TASK DETAILS: Provide only the number of lines in the data below that contain the string "Gold".

DATA TO USE:
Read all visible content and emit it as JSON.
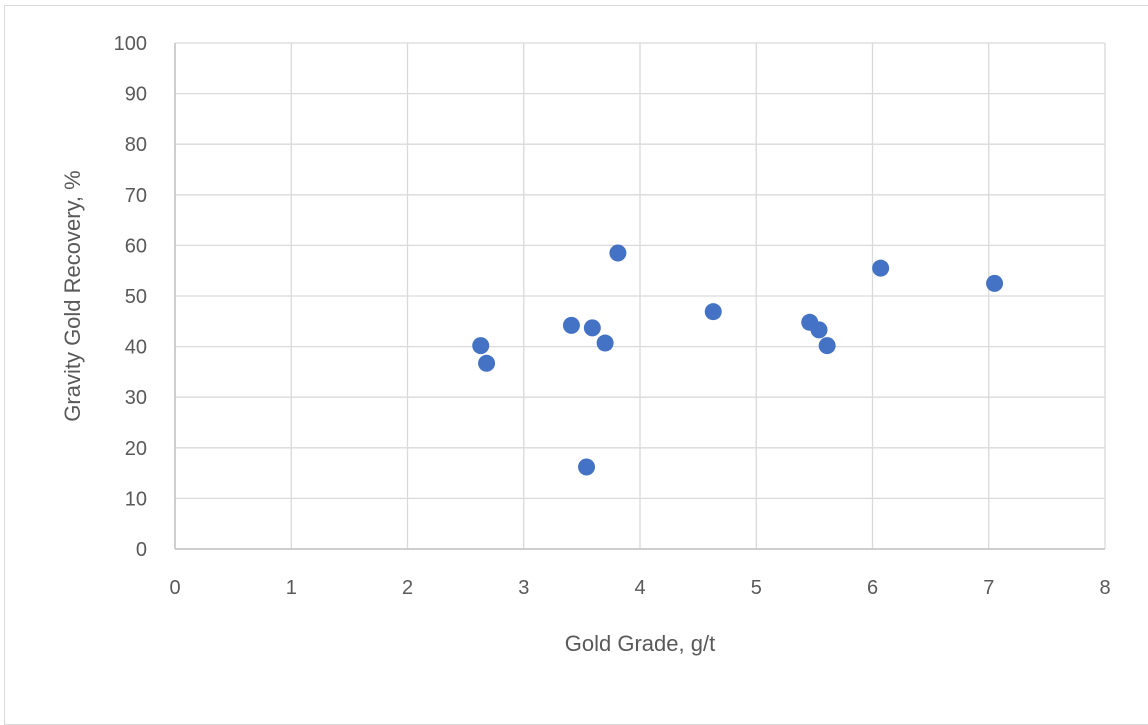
{
  "chart_data": {
    "type": "scatter",
    "title": "",
    "xlabel": "Gold Grade, g/t",
    "ylabel": "Gravity Gold Recovery, %",
    "xlim": [
      0,
      8
    ],
    "ylim": [
      0,
      100
    ],
    "x_ticks": [
      0,
      1,
      2,
      3,
      4,
      5,
      6,
      7,
      8
    ],
    "y_ticks": [
      0,
      10,
      20,
      30,
      40,
      50,
      60,
      70,
      80,
      90,
      100
    ],
    "grid": true,
    "legend": "none",
    "marker_color": "#4472C4",
    "grid_color": "#d9d9d9",
    "axis_color": "#bfbfbf",
    "series": [
      {
        "points": [
          {
            "x": 2.63,
            "y": 40.2
          },
          {
            "x": 2.68,
            "y": 36.7
          },
          {
            "x": 3.41,
            "y": 44.2
          },
          {
            "x": 3.54,
            "y": 16.2
          },
          {
            "x": 3.59,
            "y": 43.7
          },
          {
            "x": 3.7,
            "y": 40.7
          },
          {
            "x": 3.81,
            "y": 58.5
          },
          {
            "x": 4.63,
            "y": 46.9
          },
          {
            "x": 5.46,
            "y": 44.8
          },
          {
            "x": 5.54,
            "y": 43.3
          },
          {
            "x": 5.61,
            "y": 40.2
          },
          {
            "x": 6.07,
            "y": 55.5
          },
          {
            "x": 7.05,
            "y": 52.5
          }
        ]
      }
    ]
  }
}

FINISHED TASK: 2